>> Begin

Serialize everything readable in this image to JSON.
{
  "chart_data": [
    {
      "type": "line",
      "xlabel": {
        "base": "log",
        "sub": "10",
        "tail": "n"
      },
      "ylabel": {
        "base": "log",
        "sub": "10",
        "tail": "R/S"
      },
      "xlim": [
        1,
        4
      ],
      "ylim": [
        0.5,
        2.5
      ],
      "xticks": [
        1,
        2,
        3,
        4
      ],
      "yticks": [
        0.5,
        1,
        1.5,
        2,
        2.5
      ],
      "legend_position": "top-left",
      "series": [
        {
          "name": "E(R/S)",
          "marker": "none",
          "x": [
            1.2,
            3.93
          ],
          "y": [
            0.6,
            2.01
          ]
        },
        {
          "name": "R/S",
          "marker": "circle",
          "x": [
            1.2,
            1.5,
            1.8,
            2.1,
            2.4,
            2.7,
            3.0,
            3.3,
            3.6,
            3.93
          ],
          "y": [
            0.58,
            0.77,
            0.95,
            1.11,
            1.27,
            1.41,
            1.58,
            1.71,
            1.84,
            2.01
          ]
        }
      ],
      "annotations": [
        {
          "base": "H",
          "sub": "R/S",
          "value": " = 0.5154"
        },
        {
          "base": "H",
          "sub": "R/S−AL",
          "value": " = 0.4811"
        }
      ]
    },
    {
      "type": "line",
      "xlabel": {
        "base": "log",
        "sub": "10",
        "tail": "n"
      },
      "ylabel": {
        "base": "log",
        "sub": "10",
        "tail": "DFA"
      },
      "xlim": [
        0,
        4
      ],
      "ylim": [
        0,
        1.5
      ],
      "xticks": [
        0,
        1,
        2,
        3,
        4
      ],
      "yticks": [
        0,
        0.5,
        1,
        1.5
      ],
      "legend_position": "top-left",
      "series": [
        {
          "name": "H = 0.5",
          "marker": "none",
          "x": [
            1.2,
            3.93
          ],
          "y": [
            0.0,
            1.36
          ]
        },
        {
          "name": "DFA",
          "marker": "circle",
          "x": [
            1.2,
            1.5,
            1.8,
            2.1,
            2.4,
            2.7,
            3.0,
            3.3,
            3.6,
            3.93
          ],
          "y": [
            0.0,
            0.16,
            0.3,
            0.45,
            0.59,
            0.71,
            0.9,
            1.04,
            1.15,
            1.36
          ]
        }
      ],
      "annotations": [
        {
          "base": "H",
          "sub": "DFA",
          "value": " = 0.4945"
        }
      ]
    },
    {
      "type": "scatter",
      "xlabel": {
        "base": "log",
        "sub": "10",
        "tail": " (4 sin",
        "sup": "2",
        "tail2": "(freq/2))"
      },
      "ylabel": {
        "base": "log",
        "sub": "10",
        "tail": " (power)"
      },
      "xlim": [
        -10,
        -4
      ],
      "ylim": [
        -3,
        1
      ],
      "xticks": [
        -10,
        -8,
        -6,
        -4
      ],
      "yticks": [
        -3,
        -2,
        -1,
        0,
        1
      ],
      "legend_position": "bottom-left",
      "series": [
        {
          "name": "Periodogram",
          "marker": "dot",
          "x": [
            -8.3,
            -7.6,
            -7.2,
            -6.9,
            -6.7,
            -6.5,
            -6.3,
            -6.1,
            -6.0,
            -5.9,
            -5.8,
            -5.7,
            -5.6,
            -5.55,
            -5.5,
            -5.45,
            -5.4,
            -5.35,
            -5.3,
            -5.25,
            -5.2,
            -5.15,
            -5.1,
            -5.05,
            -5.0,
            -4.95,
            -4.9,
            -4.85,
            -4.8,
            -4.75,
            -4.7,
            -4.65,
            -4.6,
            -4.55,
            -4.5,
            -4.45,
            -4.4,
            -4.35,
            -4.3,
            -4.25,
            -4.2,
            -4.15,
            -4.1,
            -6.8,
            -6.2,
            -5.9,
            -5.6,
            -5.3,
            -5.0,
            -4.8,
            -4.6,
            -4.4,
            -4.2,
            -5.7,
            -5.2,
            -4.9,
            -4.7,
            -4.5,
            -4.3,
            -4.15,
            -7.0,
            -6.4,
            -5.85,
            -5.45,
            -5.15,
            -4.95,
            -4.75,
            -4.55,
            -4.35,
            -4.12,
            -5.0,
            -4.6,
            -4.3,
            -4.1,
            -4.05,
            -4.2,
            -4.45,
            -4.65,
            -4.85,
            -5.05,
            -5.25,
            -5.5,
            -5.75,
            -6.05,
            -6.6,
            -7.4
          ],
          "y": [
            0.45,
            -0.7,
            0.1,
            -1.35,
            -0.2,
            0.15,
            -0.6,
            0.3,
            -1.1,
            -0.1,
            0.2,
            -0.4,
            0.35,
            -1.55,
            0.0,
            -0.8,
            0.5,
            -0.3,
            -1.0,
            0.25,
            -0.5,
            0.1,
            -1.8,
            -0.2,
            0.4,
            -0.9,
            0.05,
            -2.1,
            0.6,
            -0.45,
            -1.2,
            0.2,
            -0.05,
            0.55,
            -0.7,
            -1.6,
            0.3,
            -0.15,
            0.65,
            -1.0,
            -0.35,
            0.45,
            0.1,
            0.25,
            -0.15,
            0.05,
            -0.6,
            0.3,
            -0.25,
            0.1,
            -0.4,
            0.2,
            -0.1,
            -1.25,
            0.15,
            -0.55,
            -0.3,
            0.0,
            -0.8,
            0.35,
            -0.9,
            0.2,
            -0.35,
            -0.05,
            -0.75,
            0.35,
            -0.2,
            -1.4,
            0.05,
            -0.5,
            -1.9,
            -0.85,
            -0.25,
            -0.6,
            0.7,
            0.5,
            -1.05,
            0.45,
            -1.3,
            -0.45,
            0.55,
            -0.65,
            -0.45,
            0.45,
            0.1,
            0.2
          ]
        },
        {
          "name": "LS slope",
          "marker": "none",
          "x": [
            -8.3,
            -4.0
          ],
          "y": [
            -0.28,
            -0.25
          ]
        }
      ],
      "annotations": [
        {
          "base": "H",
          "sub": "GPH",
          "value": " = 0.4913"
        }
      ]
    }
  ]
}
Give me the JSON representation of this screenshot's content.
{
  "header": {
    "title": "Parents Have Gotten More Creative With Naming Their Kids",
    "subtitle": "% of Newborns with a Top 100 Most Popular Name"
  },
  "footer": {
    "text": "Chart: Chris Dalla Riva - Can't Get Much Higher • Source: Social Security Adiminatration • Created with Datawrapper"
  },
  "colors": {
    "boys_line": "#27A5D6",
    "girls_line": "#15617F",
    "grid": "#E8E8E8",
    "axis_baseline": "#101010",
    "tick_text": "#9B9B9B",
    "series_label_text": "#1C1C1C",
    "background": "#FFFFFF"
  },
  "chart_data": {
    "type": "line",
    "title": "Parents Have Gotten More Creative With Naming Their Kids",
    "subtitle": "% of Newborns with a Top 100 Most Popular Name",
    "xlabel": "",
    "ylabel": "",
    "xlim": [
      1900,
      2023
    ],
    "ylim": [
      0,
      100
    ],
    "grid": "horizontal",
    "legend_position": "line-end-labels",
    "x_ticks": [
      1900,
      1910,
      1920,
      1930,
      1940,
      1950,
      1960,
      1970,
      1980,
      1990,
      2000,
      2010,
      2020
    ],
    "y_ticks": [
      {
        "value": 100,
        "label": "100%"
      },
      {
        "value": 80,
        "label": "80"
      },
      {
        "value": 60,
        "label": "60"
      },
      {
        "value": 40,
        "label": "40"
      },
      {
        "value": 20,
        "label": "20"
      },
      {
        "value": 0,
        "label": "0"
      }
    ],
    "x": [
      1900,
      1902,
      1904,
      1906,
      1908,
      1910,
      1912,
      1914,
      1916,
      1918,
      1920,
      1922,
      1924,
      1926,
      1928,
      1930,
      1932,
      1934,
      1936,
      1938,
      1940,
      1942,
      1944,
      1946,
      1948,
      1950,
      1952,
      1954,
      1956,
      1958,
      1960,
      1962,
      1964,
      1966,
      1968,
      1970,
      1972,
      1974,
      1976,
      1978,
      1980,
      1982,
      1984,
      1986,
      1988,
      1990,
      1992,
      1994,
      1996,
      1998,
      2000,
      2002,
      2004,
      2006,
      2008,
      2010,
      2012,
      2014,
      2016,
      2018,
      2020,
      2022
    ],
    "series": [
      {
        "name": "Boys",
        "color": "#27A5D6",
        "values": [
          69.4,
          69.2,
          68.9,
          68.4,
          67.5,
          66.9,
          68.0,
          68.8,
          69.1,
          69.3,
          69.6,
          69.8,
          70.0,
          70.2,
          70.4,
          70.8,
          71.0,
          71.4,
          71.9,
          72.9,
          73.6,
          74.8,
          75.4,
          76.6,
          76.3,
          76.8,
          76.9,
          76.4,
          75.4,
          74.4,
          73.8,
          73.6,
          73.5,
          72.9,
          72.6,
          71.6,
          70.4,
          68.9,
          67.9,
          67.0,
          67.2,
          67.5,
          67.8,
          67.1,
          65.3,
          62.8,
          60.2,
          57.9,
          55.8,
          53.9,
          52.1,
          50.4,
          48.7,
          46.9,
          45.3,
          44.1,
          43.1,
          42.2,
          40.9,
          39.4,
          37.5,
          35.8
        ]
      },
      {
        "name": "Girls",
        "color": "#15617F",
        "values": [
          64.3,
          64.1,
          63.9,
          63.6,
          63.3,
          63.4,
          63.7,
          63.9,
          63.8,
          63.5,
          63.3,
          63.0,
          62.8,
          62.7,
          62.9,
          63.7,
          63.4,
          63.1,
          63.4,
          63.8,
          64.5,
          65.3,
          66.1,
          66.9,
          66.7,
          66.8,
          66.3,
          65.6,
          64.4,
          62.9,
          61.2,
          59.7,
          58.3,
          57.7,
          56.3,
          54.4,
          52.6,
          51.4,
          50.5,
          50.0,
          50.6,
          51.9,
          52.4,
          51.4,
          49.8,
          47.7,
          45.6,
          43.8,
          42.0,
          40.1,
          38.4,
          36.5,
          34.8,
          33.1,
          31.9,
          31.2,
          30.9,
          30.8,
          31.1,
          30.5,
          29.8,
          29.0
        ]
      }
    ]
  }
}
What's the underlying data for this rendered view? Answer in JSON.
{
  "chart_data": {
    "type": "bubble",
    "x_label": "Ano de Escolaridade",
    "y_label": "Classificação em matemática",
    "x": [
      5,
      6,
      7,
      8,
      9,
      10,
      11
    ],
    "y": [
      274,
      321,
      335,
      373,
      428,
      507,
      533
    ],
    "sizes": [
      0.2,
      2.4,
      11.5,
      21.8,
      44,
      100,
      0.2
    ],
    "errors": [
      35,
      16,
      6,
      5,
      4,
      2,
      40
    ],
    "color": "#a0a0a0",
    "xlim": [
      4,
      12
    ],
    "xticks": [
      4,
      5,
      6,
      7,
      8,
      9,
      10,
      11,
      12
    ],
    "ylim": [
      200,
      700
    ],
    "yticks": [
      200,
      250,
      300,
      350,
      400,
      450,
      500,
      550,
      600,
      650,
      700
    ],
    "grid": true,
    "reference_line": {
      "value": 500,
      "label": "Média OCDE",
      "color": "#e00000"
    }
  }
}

>> End

**Stated goal**
Find each line holding "subtitle". Copy it out.

**Reply to the task**
    "subtitle": "% of Newborns with a Top 100 Most Popular Name"
    "subtitle": "% of Newborns with a Top 100 Most Popular Name",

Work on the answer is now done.